**Task description**
Copy each line exactly. Leave nothing out.

+ + + + +

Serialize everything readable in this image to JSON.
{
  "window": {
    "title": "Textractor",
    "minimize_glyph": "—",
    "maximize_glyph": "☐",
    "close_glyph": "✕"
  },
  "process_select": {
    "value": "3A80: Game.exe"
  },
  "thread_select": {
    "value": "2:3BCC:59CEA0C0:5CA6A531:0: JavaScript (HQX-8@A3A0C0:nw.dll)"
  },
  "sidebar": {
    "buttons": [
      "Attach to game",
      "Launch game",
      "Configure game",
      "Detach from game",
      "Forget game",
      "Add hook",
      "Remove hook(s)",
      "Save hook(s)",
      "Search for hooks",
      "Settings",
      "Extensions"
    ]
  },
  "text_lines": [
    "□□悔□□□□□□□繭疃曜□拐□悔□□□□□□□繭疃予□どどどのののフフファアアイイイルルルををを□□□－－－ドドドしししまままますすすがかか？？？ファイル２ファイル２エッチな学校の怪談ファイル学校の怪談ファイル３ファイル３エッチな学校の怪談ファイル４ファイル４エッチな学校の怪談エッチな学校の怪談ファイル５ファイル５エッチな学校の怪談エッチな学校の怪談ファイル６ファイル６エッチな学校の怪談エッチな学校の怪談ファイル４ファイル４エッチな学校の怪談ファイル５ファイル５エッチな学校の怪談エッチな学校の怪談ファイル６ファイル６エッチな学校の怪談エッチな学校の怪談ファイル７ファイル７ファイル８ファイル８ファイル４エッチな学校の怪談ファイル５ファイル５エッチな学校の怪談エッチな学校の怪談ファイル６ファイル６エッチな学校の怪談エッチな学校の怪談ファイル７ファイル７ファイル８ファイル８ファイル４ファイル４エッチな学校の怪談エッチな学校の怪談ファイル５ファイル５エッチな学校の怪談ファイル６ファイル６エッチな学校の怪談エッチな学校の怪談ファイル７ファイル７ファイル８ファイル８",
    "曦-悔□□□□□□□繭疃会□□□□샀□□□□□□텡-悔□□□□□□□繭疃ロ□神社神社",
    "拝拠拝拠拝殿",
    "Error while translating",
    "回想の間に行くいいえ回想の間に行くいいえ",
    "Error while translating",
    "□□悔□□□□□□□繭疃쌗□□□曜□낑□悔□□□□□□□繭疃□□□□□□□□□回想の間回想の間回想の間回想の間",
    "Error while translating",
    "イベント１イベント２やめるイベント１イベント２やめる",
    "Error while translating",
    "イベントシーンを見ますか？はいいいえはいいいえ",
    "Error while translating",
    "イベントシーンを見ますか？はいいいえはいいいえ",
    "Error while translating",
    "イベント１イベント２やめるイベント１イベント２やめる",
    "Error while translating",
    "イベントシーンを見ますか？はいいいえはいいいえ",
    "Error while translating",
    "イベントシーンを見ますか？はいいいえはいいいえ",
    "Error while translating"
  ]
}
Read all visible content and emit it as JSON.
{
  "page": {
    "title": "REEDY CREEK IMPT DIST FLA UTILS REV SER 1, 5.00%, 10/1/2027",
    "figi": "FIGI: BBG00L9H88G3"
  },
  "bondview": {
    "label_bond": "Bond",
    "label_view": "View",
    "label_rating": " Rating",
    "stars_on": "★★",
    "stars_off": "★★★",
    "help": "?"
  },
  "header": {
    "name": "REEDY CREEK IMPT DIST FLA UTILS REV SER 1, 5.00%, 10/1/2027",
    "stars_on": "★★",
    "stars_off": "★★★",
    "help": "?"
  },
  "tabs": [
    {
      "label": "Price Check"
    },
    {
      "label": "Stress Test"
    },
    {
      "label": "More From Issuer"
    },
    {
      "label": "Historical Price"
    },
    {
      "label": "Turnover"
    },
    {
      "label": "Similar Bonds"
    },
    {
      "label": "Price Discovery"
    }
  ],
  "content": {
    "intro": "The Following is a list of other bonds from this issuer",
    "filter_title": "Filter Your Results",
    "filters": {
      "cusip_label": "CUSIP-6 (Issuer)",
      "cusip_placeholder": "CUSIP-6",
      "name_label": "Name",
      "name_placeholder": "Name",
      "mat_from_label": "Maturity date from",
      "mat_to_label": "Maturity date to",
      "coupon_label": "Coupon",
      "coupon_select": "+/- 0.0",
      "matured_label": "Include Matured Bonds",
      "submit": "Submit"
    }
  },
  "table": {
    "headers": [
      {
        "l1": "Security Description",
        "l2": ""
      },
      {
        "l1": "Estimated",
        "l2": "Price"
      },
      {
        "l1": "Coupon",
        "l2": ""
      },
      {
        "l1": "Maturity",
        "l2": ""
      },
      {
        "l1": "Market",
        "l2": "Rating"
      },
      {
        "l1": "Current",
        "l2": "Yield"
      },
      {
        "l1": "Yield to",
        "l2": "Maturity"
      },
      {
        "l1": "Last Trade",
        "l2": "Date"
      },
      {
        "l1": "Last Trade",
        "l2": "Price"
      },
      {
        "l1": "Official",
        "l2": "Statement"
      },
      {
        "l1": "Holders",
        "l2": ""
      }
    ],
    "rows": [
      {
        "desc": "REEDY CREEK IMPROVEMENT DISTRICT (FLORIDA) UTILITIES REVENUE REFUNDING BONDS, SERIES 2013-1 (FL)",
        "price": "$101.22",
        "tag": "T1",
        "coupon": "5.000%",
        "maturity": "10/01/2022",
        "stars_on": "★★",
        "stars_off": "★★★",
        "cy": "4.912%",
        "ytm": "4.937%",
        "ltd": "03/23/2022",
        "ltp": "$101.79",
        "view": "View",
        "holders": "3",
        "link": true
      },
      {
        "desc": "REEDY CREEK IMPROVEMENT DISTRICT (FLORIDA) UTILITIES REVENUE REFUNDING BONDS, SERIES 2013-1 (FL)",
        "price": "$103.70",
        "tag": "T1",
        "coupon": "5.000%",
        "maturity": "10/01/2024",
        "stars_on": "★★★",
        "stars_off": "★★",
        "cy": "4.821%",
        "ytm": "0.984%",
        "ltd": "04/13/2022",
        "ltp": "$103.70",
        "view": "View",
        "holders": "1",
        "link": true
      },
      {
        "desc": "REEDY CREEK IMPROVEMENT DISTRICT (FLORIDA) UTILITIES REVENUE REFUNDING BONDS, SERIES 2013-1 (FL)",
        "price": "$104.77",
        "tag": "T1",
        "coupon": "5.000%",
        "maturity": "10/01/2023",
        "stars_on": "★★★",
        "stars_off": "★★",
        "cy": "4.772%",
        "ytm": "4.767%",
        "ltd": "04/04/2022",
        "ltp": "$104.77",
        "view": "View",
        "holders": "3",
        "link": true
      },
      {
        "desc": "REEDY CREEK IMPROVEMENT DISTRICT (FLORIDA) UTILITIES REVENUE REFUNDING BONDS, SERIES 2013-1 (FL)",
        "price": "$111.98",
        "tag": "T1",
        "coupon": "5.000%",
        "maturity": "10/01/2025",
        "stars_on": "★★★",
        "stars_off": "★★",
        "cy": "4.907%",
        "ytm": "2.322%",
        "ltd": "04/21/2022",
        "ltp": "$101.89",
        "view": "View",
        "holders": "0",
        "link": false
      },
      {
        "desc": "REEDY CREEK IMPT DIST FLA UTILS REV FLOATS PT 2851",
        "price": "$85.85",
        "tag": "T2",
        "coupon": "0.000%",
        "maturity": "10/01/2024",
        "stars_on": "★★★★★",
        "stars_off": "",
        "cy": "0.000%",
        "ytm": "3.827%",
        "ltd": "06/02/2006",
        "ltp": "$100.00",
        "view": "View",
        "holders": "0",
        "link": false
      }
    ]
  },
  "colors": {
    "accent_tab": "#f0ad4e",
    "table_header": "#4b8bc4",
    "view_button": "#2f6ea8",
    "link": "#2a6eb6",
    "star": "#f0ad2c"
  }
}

+ + + + +

**Reply**
Serialize everything readable in this image to JSON.
{
  "window": {
    "title": "Textractor",
    "minimize_glyph": "—",
    "maximize_glyph": "☐",
    "close_glyph": "✕"
  },
  "process_select": {
    "value": "3A80: Game.exe"
  },
  "thread_select": {
    "value": "2:3BCC:59CEA0C0:5CA6A531:0: JavaScript (HQX-8@A3A0C0:nw.dll)"
  },
  "sidebar": {
    "buttons": [
      "Attach to game",
      "Launch game",
      "Configure game",
      "Detach from game",
      "Forget game",
      "Add hook",
      "Remove hook(s)",
      "Save hook(s)",
      "Search for hooks",
      "Settings",
      "Extensions"
    ]
  },
  "text_lines": [
    "□□悔□□□□□□□繭疃曜□拐□悔□□□□□□□繭疃予□どどどのののフフファアアイイイルルルををを□□□－－－ドドドしししまままますすすがかか？？？ファイル２ファイル２エッチな学校の怪談ファイル学校の怪談ファイル３ファイル３エッチな学校の怪談ファイル４ファイル４エッチな学校の怪談エッチな学校の怪談ファイル５ファイル５エッチな学校の怪談エッチな学校の怪談ファイル６ファイル６エッチな学校の怪談エッチな学校の怪談ファイル４ファイル４エッチな学校の怪談ファイル５ファイル５エッチな学校の怪談エッチな学校の怪談ファイル６ファイル６エッチな学校の怪談エッチな学校の怪談ファイル７ファイル７ファイル８ファイル８ファイル４エッチな学校の怪談ファイル５ファイル５エッチな学校の怪談エッチな学校の怪談ファイル６ファイル６エッチな学校の怪談エッチな学校の怪談ファイル７ファイル７ファイル８ファイル８ファイル４ファイル４エッチな学校の怪談エッチな学校の怪談ファイル５ファイル５エッチな学校の怪談ファイル６ファイル６エッチな学校の怪談エッチな学校の怪談ファイル７ファイル７ファイル８ファイル８",
    "曦-悔□□□□□□□繭疃会□□□□샀□□□□□□텡-悔□□□□□□□繭疃ロ□神社神社",
    "拝拠拝拠拝殿",
    "Error while translating",
    "回想の間に行くいいえ回想の間に行くいいえ",
    "Error while translating",
    "□□悔□□□□□□□繭疃쌗□□□曜□낑□悔□□□□□□□繭疃□□□□□□□□□回想の間回想の間回想の間回想の間",
    "Error while translating",
    "イベント１イベント２やめるイベント１イベント２やめる",
    "Error while translating",
    "イベントシーンを見ますか？はいいいえはいいいえ",
    "Error while translating",
    "イベントシーンを見ますか？はいいいえはいいいえ",
    "Error while translating",
    "イベント１イベント２やめるイベント１イベント２やめる",
    "Error while translating",
    "イベントシーンを見ますか？はいいいえはいいいえ",
    "Error while translating",
    "イベントシーンを見ますか？はいいいえはいいいえ",
    "Error while translating"
  ]
}
Read all visible content and emit it as JSON.
{
  "page": {
    "title": "REEDY CREEK IMPT DIST FLA UTILS REV SER 1, 5.00%, 10/1/2027",
    "figi": "FIGI: BBG00L9H88G3"
  },
  "bondview": {
    "label_bond": "Bond",
    "label_view": "View",
    "label_rating": " Rating",
    "stars_on": "★★",
    "stars_off": "★★★",
    "help": "?"
  },
  "header": {
    "name": "REEDY CREEK IMPT DIST FLA UTILS REV SER 1, 5.00%, 10/1/2027",
    "stars_on": "★★",
    "stars_off": "★★★",
    "help": "?"
  },
  "tabs": [
    {
      "label": "Price Check"
    },
    {
      "label": "Stress Test"
    },
    {
      "label": "More From Issuer"
    },
    {
      "label": "Historical Price"
    },
    {
      "label": "Turnover"
    },
    {
      "label": "Similar Bonds"
    },
    {
      "label": "Price Discovery"
    }
  ],
  "content": {
    "intro": "The Following is a list of other bonds from this issuer",
    "filter_title": "Filter Your Results",
    "filters": {
      "cusip_label": "CUSIP-6 (Issuer)",
      "cusip_placeholder": "CUSIP-6",
      "name_label": "Name",
      "name_placeholder": "Name",
      "mat_from_label": "Maturity date from",
      "mat_to_label": "Maturity date to",
      "coupon_label": "Coupon",
      "coupon_select": "+/- 0.0",
      "matured_label": "Include Matured Bonds",
      "submit": "Submit"
    }
  },
  "table": {
    "headers": [
      {
        "l1": "Security Description",
        "l2": ""
      },
      {
        "l1": "Estimated",
        "l2": "Price"
      },
      {
        "l1": "Coupon",
        "l2": ""
      },
      {
        "l1": "Maturity",
        "l2": ""
      },
      {
        "l1": "Market",
        "l2": "Rating"
      },
      {
        "l1": "Current",
        "l2": "Yield"
      },
      {
        "l1": "Yield to",
        "l2": "Maturity"
      },
      {
        "l1": "Last Trade",
        "l2": "Date"
      },
      {
        "l1": "Last Trade",
        "l2": "Price"
      },
      {
        "l1": "Official",
        "l2": "Statement"
      },
      {
        "l1": "Holders",
        "l2": ""
      }
    ],
    "rows": [
      {
        "desc": "REEDY CREEK IMPROVEMENT DISTRICT (FLORIDA) UTILITIES REVENUE REFUNDING BONDS, SERIES 2013-1 (FL)",
        "price": "$101.22",
        "tag": "T1",
        "coupon": "5.000%",
        "maturity": "10/01/2022",
        "stars_on": "★★",
        "stars_off": "★★★",
        "cy": "4.912%",
        "ytm": "4.937%",
        "ltd": "03/23/2022",
        "ltp": "$101.79",
        "view": "View",
        "holders": "3",
        "link": true
      },
      {
        "desc": "REEDY CREEK IMPROVEMENT DISTRICT (FLORIDA) UTILITIES REVENUE REFUNDING BONDS, SERIES 2013-1 (FL)",
        "price": "$103.70",
        "tag": "T1",
        "coupon": "5.000%",
        "maturity": "10/01/2024",
        "stars_on": "★★★",
        "stars_off": "★★",
        "cy": "4.821%",
        "ytm": "0.984%",
        "ltd": "04/13/2022",
        "ltp": "$103.70",
        "view": "View",
        "holders": "1",
        "link": true
      },
      {
        "desc": "REEDY CREEK IMPROVEMENT DISTRICT (FLORIDA) UTILITIES REVENUE REFUNDING BONDS, SERIES 2013-1 (FL)",
        "price": "$104.77",
        "tag": "T1",
        "coupon": "5.000%",
        "maturity": "10/01/2023",
        "stars_on": "★★★",
        "stars_off": "★★",
        "cy": "4.772%",
        "ytm": "4.767%",
        "ltd": "04/04/2022",
        "ltp": "$104.77",
        "view": "View",
        "holders": "3",
        "link": true
      },
      {
        "desc": "REEDY CREEK IMPROVEMENT DISTRICT (FLORIDA) UTILITIES REVENUE REFUNDING BONDS, SERIES 2013-1 (FL)",
        "price": "$111.98",
        "tag": "T1",
        "coupon": "5.000%",
        "maturity": "10/01/2025",
        "stars_on": "★★★",
        "stars_off": "★★",
        "cy": "4.907%",
        "ytm": "2.322%",
        "ltd": "04/21/2022",
        "ltp": "$101.89",
        "view": "View",
        "holders": "0",
        "link": false
      },
      {
        "desc": "REEDY CREEK IMPT DIST FLA UTILS REV FLOATS PT 2851",
        "price": "$85.85",
        "tag": "T2",
        "coupon": "0.000%",
        "maturity": "10/01/2024",
        "stars_on": "★★★★★",
        "stars_off": "",
        "cy": "0.000%",
        "ytm": "3.827%",
        "ltd": "06/02/2006",
        "ltp": "$100.00",
        "view": "View",
        "holders": "0",
        "link": false
      }
    ]
  },
  "colors": {
    "accent_tab": "#f0ad4e",
    "table_header": "#4b8bc4",
    "view_button": "#2f6ea8",
    "link": "#2a6eb6",
    "star": "#f0ad2c"
  }
}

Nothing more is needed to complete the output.